* BEGIN SOURCE RECORDS *

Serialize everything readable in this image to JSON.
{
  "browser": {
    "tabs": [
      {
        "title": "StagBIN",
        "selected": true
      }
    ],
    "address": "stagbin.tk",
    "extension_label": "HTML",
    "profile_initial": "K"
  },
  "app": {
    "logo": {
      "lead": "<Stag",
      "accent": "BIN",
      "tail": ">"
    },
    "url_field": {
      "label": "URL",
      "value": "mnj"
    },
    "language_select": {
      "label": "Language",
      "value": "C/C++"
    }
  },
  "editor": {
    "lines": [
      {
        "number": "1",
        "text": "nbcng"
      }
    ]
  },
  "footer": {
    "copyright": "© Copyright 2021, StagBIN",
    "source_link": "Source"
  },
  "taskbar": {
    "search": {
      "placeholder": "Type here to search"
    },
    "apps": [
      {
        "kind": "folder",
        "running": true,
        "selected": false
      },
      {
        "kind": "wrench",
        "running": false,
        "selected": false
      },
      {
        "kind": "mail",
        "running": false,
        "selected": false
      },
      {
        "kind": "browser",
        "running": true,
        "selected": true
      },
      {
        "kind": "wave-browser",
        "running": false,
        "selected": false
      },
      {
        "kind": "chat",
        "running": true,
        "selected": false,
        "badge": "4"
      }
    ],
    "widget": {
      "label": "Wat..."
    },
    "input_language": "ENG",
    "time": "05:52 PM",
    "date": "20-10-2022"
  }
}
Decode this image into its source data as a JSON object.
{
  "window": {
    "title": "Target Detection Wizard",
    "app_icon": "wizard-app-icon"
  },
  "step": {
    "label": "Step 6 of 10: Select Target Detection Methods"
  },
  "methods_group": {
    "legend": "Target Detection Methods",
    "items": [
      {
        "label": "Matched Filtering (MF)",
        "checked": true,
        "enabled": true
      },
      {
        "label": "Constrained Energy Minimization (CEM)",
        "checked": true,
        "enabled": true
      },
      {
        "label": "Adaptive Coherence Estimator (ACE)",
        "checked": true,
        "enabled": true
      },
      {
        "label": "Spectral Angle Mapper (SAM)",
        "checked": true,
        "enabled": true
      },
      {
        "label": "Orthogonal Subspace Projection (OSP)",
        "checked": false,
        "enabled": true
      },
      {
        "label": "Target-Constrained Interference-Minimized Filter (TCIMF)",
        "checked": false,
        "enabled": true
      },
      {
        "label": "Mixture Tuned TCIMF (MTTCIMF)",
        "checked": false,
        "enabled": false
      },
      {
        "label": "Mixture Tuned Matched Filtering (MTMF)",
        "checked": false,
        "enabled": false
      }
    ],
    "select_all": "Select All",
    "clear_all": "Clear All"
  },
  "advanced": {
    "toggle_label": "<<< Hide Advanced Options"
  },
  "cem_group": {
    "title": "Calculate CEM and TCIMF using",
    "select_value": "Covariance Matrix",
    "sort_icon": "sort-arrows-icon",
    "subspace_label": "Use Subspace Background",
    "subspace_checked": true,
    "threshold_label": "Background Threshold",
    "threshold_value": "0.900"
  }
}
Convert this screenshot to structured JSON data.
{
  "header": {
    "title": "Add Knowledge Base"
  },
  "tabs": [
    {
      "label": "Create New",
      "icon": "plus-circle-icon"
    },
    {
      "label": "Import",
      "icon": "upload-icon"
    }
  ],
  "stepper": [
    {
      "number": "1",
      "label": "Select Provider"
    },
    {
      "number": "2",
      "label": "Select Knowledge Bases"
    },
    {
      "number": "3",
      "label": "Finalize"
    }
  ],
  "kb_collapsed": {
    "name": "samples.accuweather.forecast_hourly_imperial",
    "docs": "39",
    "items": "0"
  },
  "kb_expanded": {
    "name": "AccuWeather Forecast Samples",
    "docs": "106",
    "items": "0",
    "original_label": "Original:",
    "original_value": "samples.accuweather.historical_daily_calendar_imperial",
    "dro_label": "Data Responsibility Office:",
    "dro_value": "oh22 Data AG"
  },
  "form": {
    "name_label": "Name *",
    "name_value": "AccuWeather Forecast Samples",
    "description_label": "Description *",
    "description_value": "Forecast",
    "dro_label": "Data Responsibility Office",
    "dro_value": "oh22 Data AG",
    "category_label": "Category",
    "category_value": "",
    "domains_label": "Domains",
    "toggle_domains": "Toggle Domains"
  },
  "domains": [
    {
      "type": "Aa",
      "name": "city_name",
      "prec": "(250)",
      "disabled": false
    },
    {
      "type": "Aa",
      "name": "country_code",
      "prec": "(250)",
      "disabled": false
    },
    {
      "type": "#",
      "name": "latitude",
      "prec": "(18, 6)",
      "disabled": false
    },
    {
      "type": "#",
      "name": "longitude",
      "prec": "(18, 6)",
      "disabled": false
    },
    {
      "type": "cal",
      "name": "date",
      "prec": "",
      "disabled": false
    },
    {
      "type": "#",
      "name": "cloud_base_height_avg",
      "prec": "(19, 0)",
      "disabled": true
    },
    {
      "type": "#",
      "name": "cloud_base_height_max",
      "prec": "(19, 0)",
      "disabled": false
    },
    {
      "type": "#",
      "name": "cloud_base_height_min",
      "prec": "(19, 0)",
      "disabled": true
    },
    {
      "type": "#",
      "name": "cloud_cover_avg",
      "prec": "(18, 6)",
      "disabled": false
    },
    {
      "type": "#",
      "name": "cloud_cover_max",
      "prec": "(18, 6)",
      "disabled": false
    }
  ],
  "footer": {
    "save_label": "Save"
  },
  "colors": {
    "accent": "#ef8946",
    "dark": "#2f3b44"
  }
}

* END SOURCE RECORDS *

[PROBLEM REQUIREMENTS]:
Looking at the entries above, say how many lines contain the word "Target". Only the number is wanted.

[ANSWER BELOW]:
4